## REQUIREMENT
Below are some records; repeat them all exactly, minus the pictures.

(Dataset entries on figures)
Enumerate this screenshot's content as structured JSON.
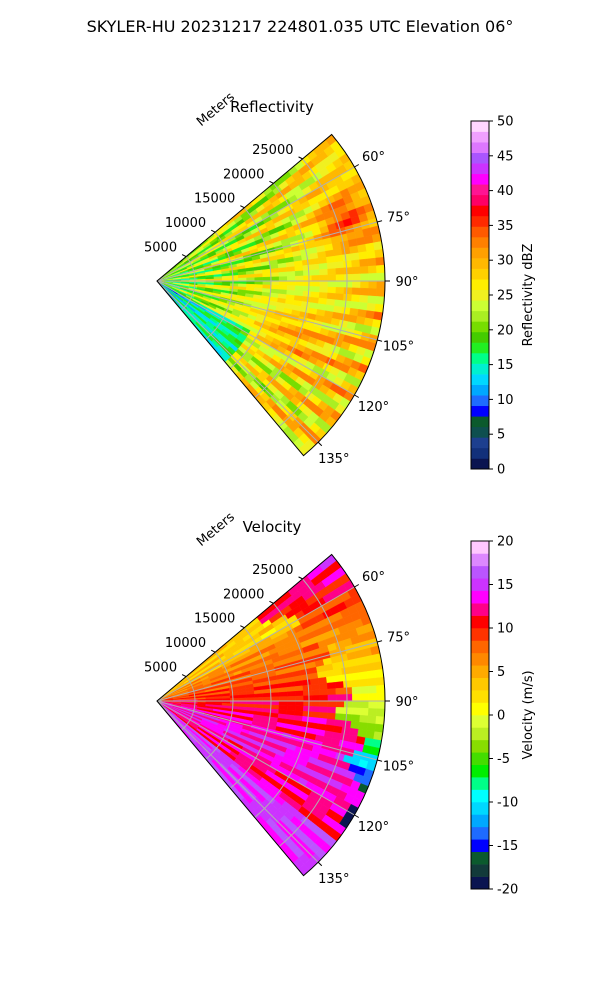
{
  "title": "SKYLER-HU  20231217  224801.035 UTC Elevation 06°",
  "colors": {
    "reflectivity": [
      "#0a1450",
      "#12307a",
      "#1d3f8f",
      "#0e4f4f",
      "#0b5a2d",
      "#0000ff",
      "#1e6bff",
      "#00a8ff",
      "#00d8ff",
      "#00f0d0",
      "#00ff88",
      "#22ee22",
      "#44cc00",
      "#77dd00",
      "#aaee22",
      "#ccff33",
      "#f0f020",
      "#ffee00",
      "#ffd000",
      "#ffb800",
      "#ffa000",
      "#ff8000",
      "#ff5a00",
      "#ff2a00",
      "#ff0000",
      "#ff0066",
      "#ff1493",
      "#ff00ff",
      "#cc33ff",
      "#aa55ff",
      "#dd77ff",
      "#f0a0ff",
      "#ffd6ff"
    ],
    "velocity": [
      "#0a1450",
      "#123a3a",
      "#0b5a2d",
      "#0000ff",
      "#1e6bff",
      "#00a8ff",
      "#00d8ff",
      "#00ffff",
      "#00ff88",
      "#00ee00",
      "#44dd00",
      "#88dd00",
      "#bbee22",
      "#ddff33",
      "#ffff00",
      "#ffe000",
      "#ffc800",
      "#ffaa00",
      "#ff8800",
      "#ff6600",
      "#ff3300",
      "#ff0000",
      "#ff0088",
      "#ff00ff",
      "#cc33ff",
      "#bb55ff",
      "#dd88ff",
      "#ffc8ff"
    ]
  },
  "chart_data": [
    {
      "type": "heatmap",
      "projection": "polar-sector",
      "title": "Reflectivity",
      "radial_axis_label": "Meters",
      "radial_ticks": [
        5000,
        10000,
        15000,
        20000,
        25000
      ],
      "radial_tick_labels": [
        "5000",
        "10000",
        "15000",
        "20000",
        "25000"
      ],
      "r_range_m": [
        0,
        30000
      ],
      "azimuth_range_deg": [
        50,
        140
      ],
      "azimuth_ticks": [
        60,
        75,
        90,
        105,
        120,
        135
      ],
      "azimuth_tick_labels": [
        "60°",
        "75°",
        "90°",
        "105°",
        "120°",
        "135°"
      ],
      "colorbar": {
        "label": "Reflectivity dBZ",
        "range": [
          0,
          50
        ],
        "ticks": [
          0,
          5,
          10,
          15,
          20,
          25,
          30,
          35,
          40,
          45,
          50
        ],
        "tick_labels": [
          "0",
          "5",
          "10",
          "15",
          "20",
          "25",
          "30",
          "35",
          "40",
          "45",
          "50"
        ]
      },
      "grid": true
    },
    {
      "type": "heatmap",
      "projection": "polar-sector",
      "title": "Velocity",
      "radial_axis_label": "Meters",
      "radial_ticks": [
        5000,
        10000,
        15000,
        20000,
        25000
      ],
      "radial_tick_labels": [
        "5000",
        "10000",
        "15000",
        "20000",
        "25000"
      ],
      "r_range_m": [
        0,
        30000
      ],
      "azimuth_range_deg": [
        50,
        140
      ],
      "azimuth_ticks": [
        60,
        75,
        90,
        105,
        120,
        135
      ],
      "azimuth_tick_labels": [
        "60°",
        "75°",
        "90°",
        "105°",
        "120°",
        "135°"
      ],
      "colorbar": {
        "label": "Velocity (m/s)",
        "range": [
          -20,
          20
        ],
        "ticks": [
          -20,
          -15,
          -10,
          -5,
          0,
          5,
          10,
          15,
          20
        ],
        "tick_labels": [
          "-20",
          "-15",
          "-10",
          "-5",
          "0",
          "5",
          "10",
          "15",
          "20"
        ]
      },
      "grid": true
    }
  ]
}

## CORRECT RESULT
Enumerate this screenshot's content as structured JSON.
{
  "title": "SKYLER-HU  20231217  224801.035 UTC Elevation 06°",
  "colors": {
    "reflectivity": [
      "#0a1450",
      "#12307a",
      "#1d3f8f",
      "#0e4f4f",
      "#0b5a2d",
      "#0000ff",
      "#1e6bff",
      "#00a8ff",
      "#00d8ff",
      "#00f0d0",
      "#00ff88",
      "#22ee22",
      "#44cc00",
      "#77dd00",
      "#aaee22",
      "#ccff33",
      "#f0f020",
      "#ffee00",
      "#ffd000",
      "#ffb800",
      "#ffa000",
      "#ff8000",
      "#ff5a00",
      "#ff2a00",
      "#ff0000",
      "#ff0066",
      "#ff1493",
      "#ff00ff",
      "#cc33ff",
      "#aa55ff",
      "#dd77ff",
      "#f0a0ff",
      "#ffd6ff"
    ],
    "velocity": [
      "#0a1450",
      "#123a3a",
      "#0b5a2d",
      "#0000ff",
      "#1e6bff",
      "#00a8ff",
      "#00d8ff",
      "#00ffff",
      "#00ff88",
      "#00ee00",
      "#44dd00",
      "#88dd00",
      "#bbee22",
      "#ddff33",
      "#ffff00",
      "#ffe000",
      "#ffc800",
      "#ffaa00",
      "#ff8800",
      "#ff6600",
      "#ff3300",
      "#ff0000",
      "#ff0088",
      "#ff00ff",
      "#cc33ff",
      "#bb55ff",
      "#dd88ff",
      "#ffc8ff"
    ]
  },
  "chart_data": [
    {
      "type": "heatmap",
      "projection": "polar-sector",
      "title": "Reflectivity",
      "radial_axis_label": "Meters",
      "radial_ticks": [
        5000,
        10000,
        15000,
        20000,
        25000
      ],
      "radial_tick_labels": [
        "5000",
        "10000",
        "15000",
        "20000",
        "25000"
      ],
      "r_range_m": [
        0,
        30000
      ],
      "azimuth_range_deg": [
        50,
        140
      ],
      "azimuth_ticks": [
        60,
        75,
        90,
        105,
        120,
        135
      ],
      "azimuth_tick_labels": [
        "60°",
        "75°",
        "90°",
        "105°",
        "120°",
        "135°"
      ],
      "colorbar": {
        "label": "Reflectivity dBZ",
        "range": [
          0,
          50
        ],
        "ticks": [
          0,
          5,
          10,
          15,
          20,
          25,
          30,
          35,
          40,
          45,
          50
        ],
        "tick_labels": [
          "0",
          "5",
          "10",
          "15",
          "20",
          "25",
          "30",
          "35",
          "40",
          "45",
          "50"
        ]
      },
      "grid": true
    },
    {
      "type": "heatmap",
      "projection": "polar-sector",
      "title": "Velocity",
      "radial_axis_label": "Meters",
      "radial_ticks": [
        5000,
        10000,
        15000,
        20000,
        25000
      ],
      "radial_tick_labels": [
        "5000",
        "10000",
        "15000",
        "20000",
        "25000"
      ],
      "r_range_m": [
        0,
        30000
      ],
      "azimuth_range_deg": [
        50,
        140
      ],
      "azimuth_ticks": [
        60,
        75,
        90,
        105,
        120,
        135
      ],
      "azimuth_tick_labels": [
        "60°",
        "75°",
        "90°",
        "105°",
        "120°",
        "135°"
      ],
      "colorbar": {
        "label": "Velocity (m/s)",
        "range": [
          -20,
          20
        ],
        "ticks": [
          -20,
          -15,
          -10,
          -5,
          0,
          5,
          10,
          15,
          20
        ],
        "tick_labels": [
          "-20",
          "-15",
          "-10",
          "-5",
          "0",
          "5",
          "10",
          "15",
          "20"
        ]
      },
      "grid": true
    }
  ]
}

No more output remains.